EXERCISE
The data must be returned in full and exactly as given.

PROVIDED RECORDS
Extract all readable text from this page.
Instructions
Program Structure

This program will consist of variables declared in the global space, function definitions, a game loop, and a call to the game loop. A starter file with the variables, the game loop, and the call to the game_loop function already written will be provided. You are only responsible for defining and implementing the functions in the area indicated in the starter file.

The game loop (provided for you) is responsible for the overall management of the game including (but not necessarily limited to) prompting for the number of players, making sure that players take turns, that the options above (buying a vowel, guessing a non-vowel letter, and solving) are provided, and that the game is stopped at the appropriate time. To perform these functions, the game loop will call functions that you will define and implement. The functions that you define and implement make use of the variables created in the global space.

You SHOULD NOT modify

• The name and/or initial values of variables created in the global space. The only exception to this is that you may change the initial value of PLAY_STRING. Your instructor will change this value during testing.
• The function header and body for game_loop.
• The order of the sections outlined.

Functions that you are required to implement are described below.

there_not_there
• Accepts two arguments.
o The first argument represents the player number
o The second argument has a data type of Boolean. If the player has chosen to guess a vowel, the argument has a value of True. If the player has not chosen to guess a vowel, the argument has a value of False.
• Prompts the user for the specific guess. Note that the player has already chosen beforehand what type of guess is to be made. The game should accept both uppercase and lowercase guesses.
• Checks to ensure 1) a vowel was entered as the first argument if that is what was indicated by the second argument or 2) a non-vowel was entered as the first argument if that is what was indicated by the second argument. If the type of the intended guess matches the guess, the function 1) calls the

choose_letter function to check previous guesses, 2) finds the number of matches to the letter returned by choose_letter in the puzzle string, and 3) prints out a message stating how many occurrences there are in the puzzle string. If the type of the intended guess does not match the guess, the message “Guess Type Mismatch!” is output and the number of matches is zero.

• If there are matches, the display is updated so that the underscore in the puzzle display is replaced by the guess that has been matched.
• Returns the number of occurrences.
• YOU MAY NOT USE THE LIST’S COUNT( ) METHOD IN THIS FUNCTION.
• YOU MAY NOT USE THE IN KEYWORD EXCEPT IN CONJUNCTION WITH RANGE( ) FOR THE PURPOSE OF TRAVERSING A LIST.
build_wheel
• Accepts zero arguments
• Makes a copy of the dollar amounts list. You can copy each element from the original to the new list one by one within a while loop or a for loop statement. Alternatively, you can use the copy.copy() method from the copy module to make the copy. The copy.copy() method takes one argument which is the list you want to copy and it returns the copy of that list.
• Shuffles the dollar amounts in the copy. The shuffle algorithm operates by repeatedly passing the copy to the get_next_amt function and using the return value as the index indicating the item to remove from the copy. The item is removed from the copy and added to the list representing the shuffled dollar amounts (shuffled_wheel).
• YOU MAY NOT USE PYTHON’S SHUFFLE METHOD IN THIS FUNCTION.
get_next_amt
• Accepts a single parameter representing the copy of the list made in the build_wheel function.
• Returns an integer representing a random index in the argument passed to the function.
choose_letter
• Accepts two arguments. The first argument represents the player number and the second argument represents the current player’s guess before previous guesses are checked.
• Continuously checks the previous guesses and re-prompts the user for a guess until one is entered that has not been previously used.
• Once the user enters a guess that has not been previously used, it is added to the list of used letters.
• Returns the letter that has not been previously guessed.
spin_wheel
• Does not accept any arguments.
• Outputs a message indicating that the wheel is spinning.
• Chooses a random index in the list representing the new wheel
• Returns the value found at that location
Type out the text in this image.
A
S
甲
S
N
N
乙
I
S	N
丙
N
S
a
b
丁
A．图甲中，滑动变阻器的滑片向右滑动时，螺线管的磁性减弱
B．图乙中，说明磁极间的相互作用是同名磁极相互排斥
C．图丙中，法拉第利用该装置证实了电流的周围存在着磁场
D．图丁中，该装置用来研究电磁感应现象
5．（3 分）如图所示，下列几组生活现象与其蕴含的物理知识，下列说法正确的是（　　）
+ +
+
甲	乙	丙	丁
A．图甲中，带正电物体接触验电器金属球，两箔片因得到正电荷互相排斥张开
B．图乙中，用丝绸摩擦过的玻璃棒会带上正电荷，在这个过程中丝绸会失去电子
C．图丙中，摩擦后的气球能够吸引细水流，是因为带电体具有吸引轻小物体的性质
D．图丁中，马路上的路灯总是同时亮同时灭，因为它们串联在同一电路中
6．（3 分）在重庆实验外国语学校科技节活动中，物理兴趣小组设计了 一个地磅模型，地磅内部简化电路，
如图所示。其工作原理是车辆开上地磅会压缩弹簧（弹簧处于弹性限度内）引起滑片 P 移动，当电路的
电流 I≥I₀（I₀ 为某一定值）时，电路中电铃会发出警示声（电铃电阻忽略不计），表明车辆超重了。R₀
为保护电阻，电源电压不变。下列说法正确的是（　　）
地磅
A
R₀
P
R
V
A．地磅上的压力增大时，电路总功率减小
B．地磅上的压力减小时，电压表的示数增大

FINISHED TASK
Extract all readable text from this page.
Instructions
Program Structure

This program will consist of variables declared in the global space, function definitions, a game loop, and a call to the game loop. A starter file with the variables, the game loop, and the call to the game_loop function already written will be provided. You are only responsible for defining and implementing the functions in the area indicated in the starter file.

The game loop (provided for you) is responsible for the overall management of the game including (but not necessarily limited to) prompting for the number of players, making sure that players take turns, that the options above (buying a vowel, guessing a non-vowel letter, and solving) are provided, and that the game is stopped at the appropriate time. To perform these functions, the game loop will call functions that you will define and implement. The functions that you define and implement make use of the variables created in the global space.

You SHOULD NOT modify

• The name and/or initial values of variables created in the global space. The only exception to this is that you may change the initial value of PLAY_STRING. Your instructor will change this value during testing.
• The function header and body for game_loop.
• The order of the sections outlined.

Functions that you are required to implement are described below.

there_not_there
• Accepts two arguments.
o The first argument represents the player number
o The second argument has a data type of Boolean. If the player has chosen to guess a vowel, the argument has a value of True. If the player has not chosen to guess a vowel, the argument has a value of False.
• Prompts the user for the specific guess. Note that the player has already chosen beforehand what type of guess is to be made. The game should accept both uppercase and lowercase guesses.
• Checks to ensure 1) a vowel was entered as the first argument if that is what was indicated by the second argument or 2) a non-vowel was entered as the first argument if that is what was indicated by the second argument. If the type of the intended guess matches the guess, the function 1) calls the

choose_letter function to check previous guesses, 2) finds the number of matches to the letter returned by choose_letter in the puzzle string, and 3) prints out a message stating how many occurrences there are in the puzzle string. If the type of the intended guess does not match the guess, the message “Guess Type Mismatch!” is output and the number of matches is zero.

• If there are matches, the display is updated so that the underscore in the puzzle display is replaced by the guess that has been matched.
• Returns the number of occurrences.
• YOU MAY NOT USE THE LIST’S COUNT( ) METHOD IN THIS FUNCTION.
• YOU MAY NOT USE THE IN KEYWORD EXCEPT IN CONJUNCTION WITH RANGE( ) FOR THE PURPOSE OF TRAVERSING A LIST.
build_wheel
• Accepts zero arguments
• Makes a copy of the dollar amounts list. You can copy each element from the original to the new list one by one within a while loop or a for loop statement. Alternatively, you can use the copy.copy() method from the copy module to make the copy. The copy.copy() method takes one argument which is the list you want to copy and it returns the copy of that list.
• Shuffles the dollar amounts in the copy. The shuffle algorithm operates by repeatedly passing the copy to the get_next_amt function and using the return value as the index indicating the item to remove from the copy. The item is removed from the copy and added to the list representing the shuffled dollar amounts (shuffled_wheel).
• YOU MAY NOT USE PYTHON’S SHUFFLE METHOD IN THIS FUNCTION.
get_next_amt
• Accepts a single parameter representing the copy of the list made in the build_wheel function.
• Returns an integer representing a random index in the argument passed to the function.
choose_letter
• Accepts two arguments. The first argument represents the player number and the second argument represents the current player’s guess before previous guesses are checked.
• Continuously checks the previous guesses and re-prompts the user for a guess until one is entered that has not been previously used.
• Once the user enters a guess that has not been previously used, it is added to the list of used letters.
• Returns the letter that has not been previously guessed.
spin_wheel
• Does not accept any arguments.
• Outputs a message indicating that the wheel is spinning.
• Chooses a random index in the list representing the new wheel
• Returns the value found at that location
Type out the text in this image.
A
S
甲
S
N
N
乙
I
S	N
丙
N
S
a
b
丁
A．图甲中，滑动变阻器的滑片向右滑动时，螺线管的磁性减弱
B．图乙中，说明磁极间的相互作用是同名磁极相互排斥
C．图丙中，法拉第利用该装置证实了电流的周围存在着磁场
D．图丁中，该装置用来研究电磁感应现象
5．（3 分）如图所示，下列几组生活现象与其蕴含的物理知识，下列说法正确的是（　　）
+ +
+
甲	乙	丙	丁
A．图甲中，带正电物体接触验电器金属球，两箔片因得到正电荷互相排斥张开
B．图乙中，用丝绸摩擦过的玻璃棒会带上正电荷，在这个过程中丝绸会失去电子
C．图丙中，摩擦后的气球能够吸引细水流，是因为带电体具有吸引轻小物体的性质
D．图丁中，马路上的路灯总是同时亮同时灭，因为它们串联在同一电路中
6．（3 分）在重庆实验外国语学校科技节活动中，物理兴趣小组设计了 一个地磅模型，地磅内部简化电路，
如图所示。其工作原理是车辆开上地磅会压缩弹簧（弹簧处于弹性限度内）引起滑片 P 移动，当电路的
电流 I≥I₀（I₀ 为某一定值）时，电路中电铃会发出警示声（电铃电阻忽略不计），表明车辆超重了。R₀
为保护电阻，电源电压不变。下列说法正确的是（　　）
地磅
A
R₀
P
R
V
A．地磅上的压力增大时，电路总功率减小
B．地磅上的压力减小时，电压表的示数增大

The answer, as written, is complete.